GIVEN RECORDS:

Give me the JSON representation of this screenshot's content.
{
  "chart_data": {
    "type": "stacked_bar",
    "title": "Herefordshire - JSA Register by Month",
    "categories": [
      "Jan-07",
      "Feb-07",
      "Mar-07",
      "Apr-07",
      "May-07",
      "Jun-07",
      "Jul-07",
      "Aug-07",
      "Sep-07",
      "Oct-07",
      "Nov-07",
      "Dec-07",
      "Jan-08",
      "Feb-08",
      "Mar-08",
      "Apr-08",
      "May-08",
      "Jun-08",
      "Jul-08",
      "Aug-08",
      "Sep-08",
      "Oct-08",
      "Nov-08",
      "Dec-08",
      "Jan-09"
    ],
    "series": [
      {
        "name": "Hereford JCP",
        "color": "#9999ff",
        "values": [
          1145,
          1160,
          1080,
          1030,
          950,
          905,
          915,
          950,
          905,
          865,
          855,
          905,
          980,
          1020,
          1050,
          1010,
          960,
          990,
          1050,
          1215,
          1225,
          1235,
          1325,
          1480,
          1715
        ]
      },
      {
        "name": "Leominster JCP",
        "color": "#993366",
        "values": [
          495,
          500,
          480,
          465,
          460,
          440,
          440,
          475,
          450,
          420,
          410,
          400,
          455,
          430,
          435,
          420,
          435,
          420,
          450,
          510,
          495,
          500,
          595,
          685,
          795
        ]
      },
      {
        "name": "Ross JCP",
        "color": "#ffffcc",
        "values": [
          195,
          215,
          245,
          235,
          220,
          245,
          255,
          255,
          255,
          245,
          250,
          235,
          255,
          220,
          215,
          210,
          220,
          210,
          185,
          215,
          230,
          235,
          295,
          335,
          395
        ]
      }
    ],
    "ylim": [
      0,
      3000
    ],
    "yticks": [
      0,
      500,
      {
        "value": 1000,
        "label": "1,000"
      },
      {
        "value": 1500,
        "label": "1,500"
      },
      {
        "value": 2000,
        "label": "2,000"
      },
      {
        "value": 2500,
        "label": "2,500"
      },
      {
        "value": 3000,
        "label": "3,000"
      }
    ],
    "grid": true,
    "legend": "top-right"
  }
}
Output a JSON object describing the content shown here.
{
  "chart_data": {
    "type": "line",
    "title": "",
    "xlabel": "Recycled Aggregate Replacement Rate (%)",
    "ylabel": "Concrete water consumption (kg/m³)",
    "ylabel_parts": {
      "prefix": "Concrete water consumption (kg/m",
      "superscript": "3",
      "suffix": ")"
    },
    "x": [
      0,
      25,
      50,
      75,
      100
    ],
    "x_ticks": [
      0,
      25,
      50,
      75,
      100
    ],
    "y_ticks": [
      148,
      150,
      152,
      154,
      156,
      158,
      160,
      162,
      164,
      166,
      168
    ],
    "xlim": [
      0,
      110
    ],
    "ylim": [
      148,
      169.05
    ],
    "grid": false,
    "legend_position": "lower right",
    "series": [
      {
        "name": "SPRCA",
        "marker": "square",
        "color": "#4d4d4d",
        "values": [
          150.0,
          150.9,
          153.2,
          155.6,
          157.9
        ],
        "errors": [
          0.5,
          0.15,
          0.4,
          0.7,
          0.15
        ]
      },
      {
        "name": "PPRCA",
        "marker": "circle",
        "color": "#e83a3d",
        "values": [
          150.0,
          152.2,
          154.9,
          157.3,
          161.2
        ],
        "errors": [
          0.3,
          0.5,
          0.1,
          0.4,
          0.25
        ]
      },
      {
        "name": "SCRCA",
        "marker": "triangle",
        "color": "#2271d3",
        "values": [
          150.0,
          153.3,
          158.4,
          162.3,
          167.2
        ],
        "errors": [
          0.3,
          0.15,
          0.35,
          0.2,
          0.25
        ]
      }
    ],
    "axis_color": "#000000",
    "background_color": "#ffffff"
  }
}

PROBLEM DETAILS: Each line that contains the string "water" counts once; say how many there are and nothing else.

SOLUTION FOR THIS PROBLEM: 2